**Set exercise**
Give every line below again, exactly.

**Dataset rows**
** start **

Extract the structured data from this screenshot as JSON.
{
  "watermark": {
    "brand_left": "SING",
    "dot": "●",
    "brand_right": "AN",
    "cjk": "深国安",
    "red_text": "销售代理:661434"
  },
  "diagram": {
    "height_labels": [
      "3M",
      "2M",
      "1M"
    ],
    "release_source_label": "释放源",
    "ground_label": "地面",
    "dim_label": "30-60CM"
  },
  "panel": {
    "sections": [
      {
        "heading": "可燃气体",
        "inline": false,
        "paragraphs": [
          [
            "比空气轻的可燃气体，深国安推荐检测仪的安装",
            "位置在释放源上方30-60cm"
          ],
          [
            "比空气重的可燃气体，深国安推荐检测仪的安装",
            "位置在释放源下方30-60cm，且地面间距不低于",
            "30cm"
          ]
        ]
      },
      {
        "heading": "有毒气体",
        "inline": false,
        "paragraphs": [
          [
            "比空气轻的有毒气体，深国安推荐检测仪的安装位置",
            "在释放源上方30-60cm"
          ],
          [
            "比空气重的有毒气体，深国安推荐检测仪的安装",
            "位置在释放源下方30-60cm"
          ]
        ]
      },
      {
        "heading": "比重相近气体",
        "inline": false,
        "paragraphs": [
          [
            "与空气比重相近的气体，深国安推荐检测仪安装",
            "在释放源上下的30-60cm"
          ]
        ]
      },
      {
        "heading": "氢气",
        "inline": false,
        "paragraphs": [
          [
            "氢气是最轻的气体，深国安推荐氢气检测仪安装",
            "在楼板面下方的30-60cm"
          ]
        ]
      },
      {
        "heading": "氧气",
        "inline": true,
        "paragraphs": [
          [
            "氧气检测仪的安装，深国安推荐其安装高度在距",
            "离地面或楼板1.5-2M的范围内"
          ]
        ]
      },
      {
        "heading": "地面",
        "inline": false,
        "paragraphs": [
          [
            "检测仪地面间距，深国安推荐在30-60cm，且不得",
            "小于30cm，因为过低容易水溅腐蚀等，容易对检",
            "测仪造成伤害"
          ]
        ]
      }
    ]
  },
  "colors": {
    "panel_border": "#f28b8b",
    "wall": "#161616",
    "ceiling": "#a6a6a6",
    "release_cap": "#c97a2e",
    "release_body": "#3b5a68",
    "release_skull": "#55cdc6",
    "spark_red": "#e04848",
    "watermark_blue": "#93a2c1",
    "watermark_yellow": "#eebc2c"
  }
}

** end **

**Result**
Extract the structured data from this screenshot as JSON.
{
  "watermark": {
    "brand_left": "SING",
    "dot": "●",
    "brand_right": "AN",
    "cjk": "深国安",
    "red_text": "销售代理:661434"
  },
  "diagram": {
    "height_labels": [
      "3M",
      "2M",
      "1M"
    ],
    "release_source_label": "释放源",
    "ground_label": "地面",
    "dim_label": "30-60CM"
  },
  "panel": {
    "sections": [
      {
        "heading": "可燃气体",
        "inline": false,
        "paragraphs": [
          [
            "比空气轻的可燃气体，深国安推荐检测仪的安装",
            "位置在释放源上方30-60cm"
          ],
          [
            "比空气重的可燃气体，深国安推荐检测仪的安装",
            "位置在释放源下方30-60cm，且地面间距不低于",
            "30cm"
          ]
        ]
      },
      {
        "heading": "有毒气体",
        "inline": false,
        "paragraphs": [
          [
            "比空气轻的有毒气体，深国安推荐检测仪的安装位置",
            "在释放源上方30-60cm"
          ],
          [
            "比空气重的有毒气体，深国安推荐检测仪的安装",
            "位置在释放源下方30-60cm"
          ]
        ]
      },
      {
        "heading": "比重相近气体",
        "inline": false,
        "paragraphs": [
          [
            "与空气比重相近的气体，深国安推荐检测仪安装",
            "在释放源上下的30-60cm"
          ]
        ]
      },
      {
        "heading": "氢气",
        "inline": false,
        "paragraphs": [
          [
            "氢气是最轻的气体，深国安推荐氢气检测仪安装",
            "在楼板面下方的30-60cm"
          ]
        ]
      },
      {
        "heading": "氧气",
        "inline": true,
        "paragraphs": [
          [
            "氧气检测仪的安装，深国安推荐其安装高度在距",
            "离地面或楼板1.5-2M的范围内"
          ]
        ]
      },
      {
        "heading": "地面",
        "inline": false,
        "paragraphs": [
          [
            "检测仪地面间距，深国安推荐在30-60cm，且不得",
            "小于30cm，因为过低容易水溅腐蚀等，容易对检",
            "测仪造成伤害"
          ]
        ]
      }
    ]
  },
  "colors": {
    "panel_border": "#f28b8b",
    "wall": "#161616",
    "ceiling": "#a6a6a6",
    "release_cap": "#c97a2e",
    "release_body": "#3b5a68",
    "release_skull": "#55cdc6",
    "spark_red": "#e04848",
    "watermark_blue": "#93a2c1",
    "watermark_yellow": "#eebc2c"
  }
}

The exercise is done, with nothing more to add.